## Source records

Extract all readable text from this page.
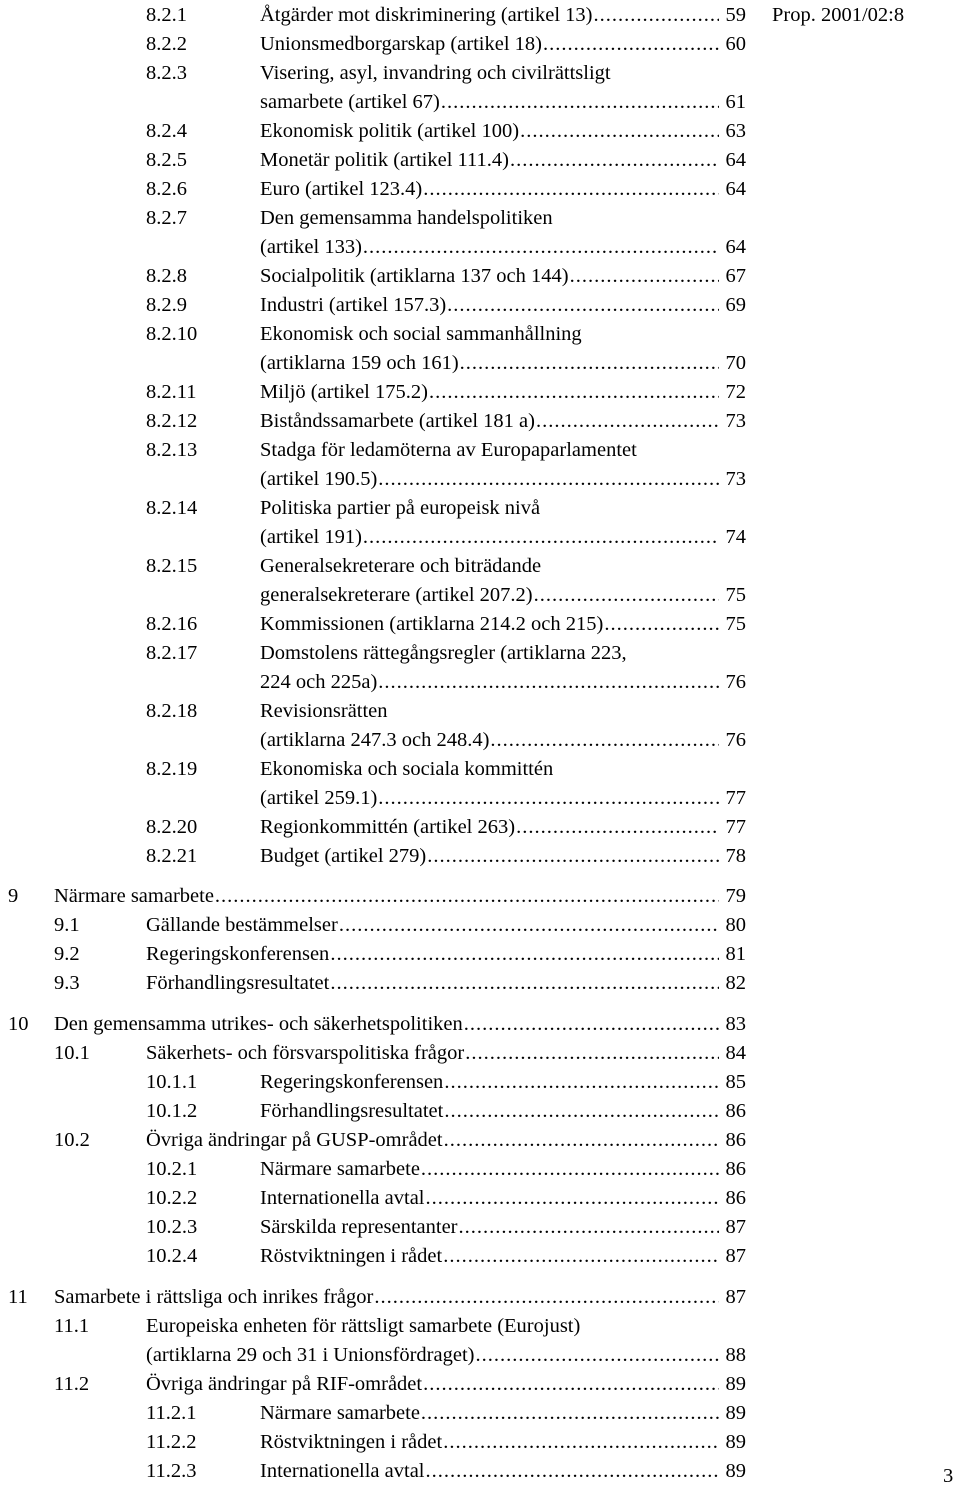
Prop. 2001/02:8
8.2.1	Åtgärder mot diskriminering (artikel 13) .....	59
8.2.2	Unionsmedborgarskap (artikel 18) .....	60
8.2.3	Visering, asyl, invandring och civilrättsligt
samarbete (artikel 67) .....	61
8.2.4	Ekonomisk politik (artikel 100) .....	63
8.2.5	Monetär politik (artikel 111.4) .....	64
8.2.6	Euro (artikel 123.4) .....	64
8.2.7	Den gemensamma handelspolitiken
(artikel 133) .....	64
8.2.8	Socialpolitik (artiklarna 137 och 144) .....	67
8.2.9	Industri (artikel 157.3) .....	69
8.2.10	Ekonomisk och social sammanhållning
(artiklarna 159 och 161) .....	70
8.2.11	Miljö (artikel 175.2) .....	72
8.2.12	Biståndssamarbete (artikel 181 a) .....	73
8.2.13	Stadga för ledamöterna av Europaparlamentet
(artikel 190.5) .....	73
8.2.14	Politiska partier på europeisk nivå
(artikel 191) .....	74
8.2.15	Generalsekreterare och biträdande
generalsekreterare (artikel 207.2) .....	75
8.2.16	Kommissionen (artiklarna 214.2 och 215) .....	75
8.2.17	Domstolens rättegångsregler (artiklarna 223,
224 och 225a) .....	76
8.2.18	Revisionsrätten
(artiklarna 247.3 och 248.4) .....	76
8.2.19	Ekonomiska och sociala kommittén
(artikel 259.1) .....	77
8.2.20	Regionkommittén (artikel 263) .....	77
8.2.21	Budget (artikel 279) .....	78
9 Närmare samarbete .....	79
9.1	Gällande bestämmelser .....	80
9.2	Regeringskonferensen .....	81
9.3	Förhandlingsresultatet .....	82
10 Den gemensamma utrikes- och säkerhetspolitiken .....	83
10.1	Säkerhets- och försvarspolitiska frågor .....	84
10.1.1	Regeringskonferensen .....	85
10.1.2	Förhandlingsresultatet .....	86
10.2	Övriga ändringar på GUSP-området .....	86
10.2.1	Närmare samarbete .....	86
10.2.2	Internationella avtal .....	86
10.2.3	Särskilda representanter .....	87
10.2.4	Röstviktningen i rådet .....	87
11 Samarbete i rättsliga och inrikes frågor .....	87
11.1	Europeiska enheten för rättsligt samarbete (Eurojust)
(artiklarna 29 och 31 i Unionsfördraget) .....	88
11.2	Övriga ändringar på RIF-området .....	89
11.2.1	Närmare samarbete .....	89
11.2.2	Röstviktningen i rådet .....	89
11.2.3	Internationella avtal .....	89	3
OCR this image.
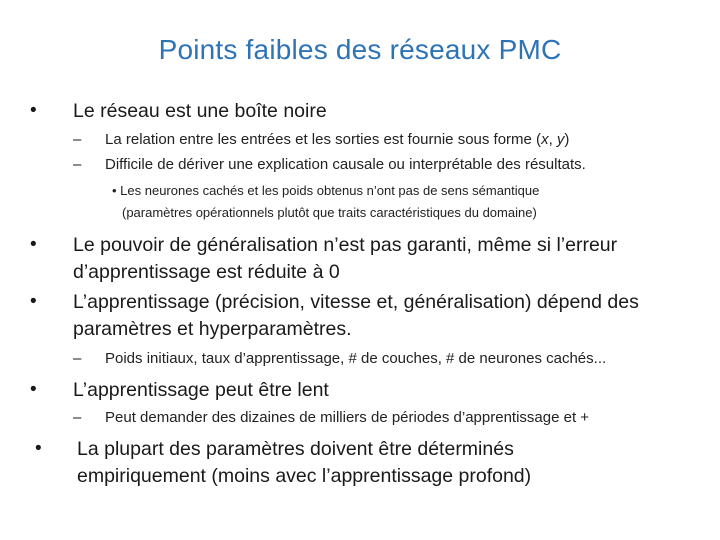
Points faibles des réseaux PMC
• Le réseau est une boîte noire
– La relation entre les entrées et les sorties est fournie sous forme (x, y)
– Difficile de dériver une explication causale ou interprétable des résultats.
• Les neurones cachés et les poids obtenus n’ont pas de sens sémantique
(paramètres opérationnels plutôt que traits caractéristiques du domaine)
• Le pouvoir de généralisation n’est pas garanti, même si l’erreur
d’apprentissage est réduite à 0
• L’apprentissage (précision, vitesse et, généralisation) dépend des
paramètres et hyperparamètres.
– Poids initiaux, taux d’apprentissage, # de couches, # de neurones cachés...
• L’apprentissage peut être lent
– Peut demander des dizaines de milliers de périodes d’apprentissage et +
• La plupart des paramètres doivent être déterminés
empiriquement (moins avec l’apprentissage profond)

## Set exercise
Your answer should be a single number: the count of lines that contain "this".

## Written answer
2